● Arbeitsaufträge:
(1) Die Jesusmonographien welcher Autoren sollen laut dem Textauszug befragt werden?
(2) Gib die Stelle aus dem Textauszug von „Der kurze Blick“ bis einschließlich „prophetischen Rolle Jesu.“ wortgetreu wieder.

Der kurze Blick auf die unterschiedlichen Bestimmungen der Bezeichnung profh/thj sowie auf religionswissenschaftliche Annäherungen an diese religiöse Funktion zeigt schon, dass für die Antike nicht von einem klaren Prophetenbegriff ausgegangen werden kann. Auch frühchristliche Autoren verwerteten diesen Christustitel ganz unterschiedlich und meine Frage ist nun, ob sich dies in der heutigen Forschung nach dem historischen Jesus geändert hat. Daraufhin sollen die Jesusmonographien von E. P. Sanders, G. Theißen und A. Merz, J. D. Crossan und J. Becker befragt werden. Als Hilfestellung werden dabei zwei Fragen gelten, und zwar einerseits nach den in diesen Büchern genannten prophetischen Figuren und ihren Kennzeichen und andererseits nach der prophetischen Rolle Jesu.
Edward Parish Sanders ist bekannt als einer der Wegbereiter der neueren Jesusforschung, vor allem durch seine Arbeiten über das Judentum des 1. Jhd. Mit seinem Buch The Historical Figure of Jesus (London u.a. 1993) legt er eine Arbeit vor, die sich auch an interessierte Laien wendet.[ 14 ] Die grundlegende Arbeit Jesus and Judaism (1985) bereitet den Boden für diesen Entwurf eines völlig im Judentum verankerten Jesus, und bereits dort zeigt Sanders auch auf, dass der Titel "Prophet" keinesfalls eindeutig ist: "We have, then, fairly wide agreement on a general category, but it is a category which contains people who differed from one another in substanzial ways" (239).

● Bereitgestellte Datensätze:
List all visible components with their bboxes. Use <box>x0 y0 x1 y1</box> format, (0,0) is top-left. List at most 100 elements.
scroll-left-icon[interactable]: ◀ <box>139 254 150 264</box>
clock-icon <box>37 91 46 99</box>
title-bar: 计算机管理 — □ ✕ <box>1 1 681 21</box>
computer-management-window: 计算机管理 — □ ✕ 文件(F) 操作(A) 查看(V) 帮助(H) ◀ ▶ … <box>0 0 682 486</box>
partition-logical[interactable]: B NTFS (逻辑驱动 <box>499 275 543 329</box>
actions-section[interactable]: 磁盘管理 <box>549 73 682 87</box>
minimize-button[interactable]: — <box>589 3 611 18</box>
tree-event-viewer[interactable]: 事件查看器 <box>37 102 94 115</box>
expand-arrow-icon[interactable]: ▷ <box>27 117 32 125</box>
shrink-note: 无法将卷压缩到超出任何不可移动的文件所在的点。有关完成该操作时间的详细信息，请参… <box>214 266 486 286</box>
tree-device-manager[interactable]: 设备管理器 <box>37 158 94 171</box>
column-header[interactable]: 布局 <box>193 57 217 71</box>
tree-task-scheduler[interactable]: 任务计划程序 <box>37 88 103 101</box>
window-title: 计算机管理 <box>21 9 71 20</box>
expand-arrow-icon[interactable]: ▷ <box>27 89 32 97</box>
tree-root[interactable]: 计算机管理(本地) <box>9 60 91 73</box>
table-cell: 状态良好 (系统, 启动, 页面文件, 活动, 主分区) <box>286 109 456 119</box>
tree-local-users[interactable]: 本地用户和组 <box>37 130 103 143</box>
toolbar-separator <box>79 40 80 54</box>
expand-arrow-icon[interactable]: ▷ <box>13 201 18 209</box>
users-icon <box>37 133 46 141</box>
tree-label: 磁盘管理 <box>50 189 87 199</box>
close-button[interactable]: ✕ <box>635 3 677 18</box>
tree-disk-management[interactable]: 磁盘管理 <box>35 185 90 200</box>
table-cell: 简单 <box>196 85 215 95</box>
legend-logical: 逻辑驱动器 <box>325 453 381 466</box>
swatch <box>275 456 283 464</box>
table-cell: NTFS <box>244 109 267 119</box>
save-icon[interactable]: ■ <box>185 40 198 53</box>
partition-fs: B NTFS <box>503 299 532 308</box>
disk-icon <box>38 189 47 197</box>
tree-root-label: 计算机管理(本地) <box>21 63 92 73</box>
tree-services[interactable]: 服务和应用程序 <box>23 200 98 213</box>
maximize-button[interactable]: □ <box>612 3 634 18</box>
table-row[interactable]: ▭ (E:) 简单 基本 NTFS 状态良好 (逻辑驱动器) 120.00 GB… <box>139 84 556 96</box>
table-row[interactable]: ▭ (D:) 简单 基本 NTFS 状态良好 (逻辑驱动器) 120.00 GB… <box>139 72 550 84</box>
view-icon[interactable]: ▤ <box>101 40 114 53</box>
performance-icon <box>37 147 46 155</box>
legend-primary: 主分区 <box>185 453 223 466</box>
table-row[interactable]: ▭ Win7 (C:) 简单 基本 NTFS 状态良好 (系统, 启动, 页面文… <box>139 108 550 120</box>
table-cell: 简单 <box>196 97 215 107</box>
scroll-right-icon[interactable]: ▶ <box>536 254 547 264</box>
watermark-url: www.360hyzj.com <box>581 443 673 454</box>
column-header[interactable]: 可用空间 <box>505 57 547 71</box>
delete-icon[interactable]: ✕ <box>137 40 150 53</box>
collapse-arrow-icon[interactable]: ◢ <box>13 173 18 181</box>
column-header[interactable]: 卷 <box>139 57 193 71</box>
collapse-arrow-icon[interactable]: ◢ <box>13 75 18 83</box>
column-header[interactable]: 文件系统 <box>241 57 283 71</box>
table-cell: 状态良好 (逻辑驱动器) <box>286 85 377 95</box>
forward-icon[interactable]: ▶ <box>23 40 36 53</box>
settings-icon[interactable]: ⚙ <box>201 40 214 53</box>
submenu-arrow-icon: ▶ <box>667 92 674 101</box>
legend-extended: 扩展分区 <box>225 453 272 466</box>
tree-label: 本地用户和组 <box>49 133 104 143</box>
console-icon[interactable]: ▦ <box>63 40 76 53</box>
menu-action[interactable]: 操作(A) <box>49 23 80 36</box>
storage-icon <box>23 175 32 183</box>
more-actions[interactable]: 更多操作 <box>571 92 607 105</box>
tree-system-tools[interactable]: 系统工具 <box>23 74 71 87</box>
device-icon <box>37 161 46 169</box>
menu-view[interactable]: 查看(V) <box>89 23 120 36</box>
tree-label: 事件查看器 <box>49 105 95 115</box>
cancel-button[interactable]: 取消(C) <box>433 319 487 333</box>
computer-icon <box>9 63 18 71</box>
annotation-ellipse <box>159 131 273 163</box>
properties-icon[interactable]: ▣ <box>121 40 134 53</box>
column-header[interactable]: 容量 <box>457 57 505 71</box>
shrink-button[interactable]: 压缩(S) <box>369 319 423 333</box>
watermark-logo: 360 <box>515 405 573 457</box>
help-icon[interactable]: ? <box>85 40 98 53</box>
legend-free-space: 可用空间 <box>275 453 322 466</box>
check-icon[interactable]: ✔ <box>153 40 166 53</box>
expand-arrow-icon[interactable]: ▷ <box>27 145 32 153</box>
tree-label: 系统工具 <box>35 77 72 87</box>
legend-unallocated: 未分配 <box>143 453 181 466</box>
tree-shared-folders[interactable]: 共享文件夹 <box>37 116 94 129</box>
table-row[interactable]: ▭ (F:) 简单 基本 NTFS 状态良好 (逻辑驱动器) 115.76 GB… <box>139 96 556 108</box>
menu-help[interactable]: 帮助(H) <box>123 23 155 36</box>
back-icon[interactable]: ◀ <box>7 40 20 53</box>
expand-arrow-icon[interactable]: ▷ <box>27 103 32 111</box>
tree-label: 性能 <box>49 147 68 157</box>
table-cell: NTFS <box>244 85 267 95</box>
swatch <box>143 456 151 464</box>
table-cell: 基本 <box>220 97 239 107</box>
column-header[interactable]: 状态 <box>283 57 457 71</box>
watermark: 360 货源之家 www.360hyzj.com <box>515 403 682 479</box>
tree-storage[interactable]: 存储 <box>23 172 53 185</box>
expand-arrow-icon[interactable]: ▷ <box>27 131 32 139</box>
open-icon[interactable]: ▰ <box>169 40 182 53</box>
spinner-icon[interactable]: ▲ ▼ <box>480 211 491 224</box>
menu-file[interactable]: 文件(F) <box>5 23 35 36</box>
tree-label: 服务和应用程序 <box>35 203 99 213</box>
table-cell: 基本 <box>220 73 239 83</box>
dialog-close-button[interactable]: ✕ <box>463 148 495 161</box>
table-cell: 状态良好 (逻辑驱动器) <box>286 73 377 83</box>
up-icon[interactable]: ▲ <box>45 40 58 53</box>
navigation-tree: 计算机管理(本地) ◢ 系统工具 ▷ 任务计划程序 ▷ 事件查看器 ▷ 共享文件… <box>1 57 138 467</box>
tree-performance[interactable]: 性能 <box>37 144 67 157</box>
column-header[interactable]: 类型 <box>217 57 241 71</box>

● Lösungen:
(1) Die Jesusmonographien von E. P. Sanders, G. Theißen und A. Merz, J. D. Crossan und J. Becker.

(2)
Der kurze Blick auf die unterschiedlichen Bestimmungen der Bezeichnung profh/thj sowie auf religionswissenschaftliche Annäherungen an diese religiöse Funktion zeigt schon, dass für die Antike nicht von einem klaren Prophetenbegriff ausgegangen werden kann. Auch frühchristliche Autoren verwerteten diesen Christustitel ganz unterschiedlich und meine Frage ist nun, ob sich dies in der heutigen Forschung nach dem historischen Jesus geändert hat. Daraufhin sollen die Jesusmonographien von E. P. Sanders, G. Theißen und A. Merz, J. D. Crossan und J. Becker befragt werden. Als Hilfestellung werden dabei zwei Fragen gelten, und zwar einerseits nach den in diesen Büchern genannten prophetischen Figuren und ihren Kennzeichen und andererseits nach der prophetischen Rolle Jesu.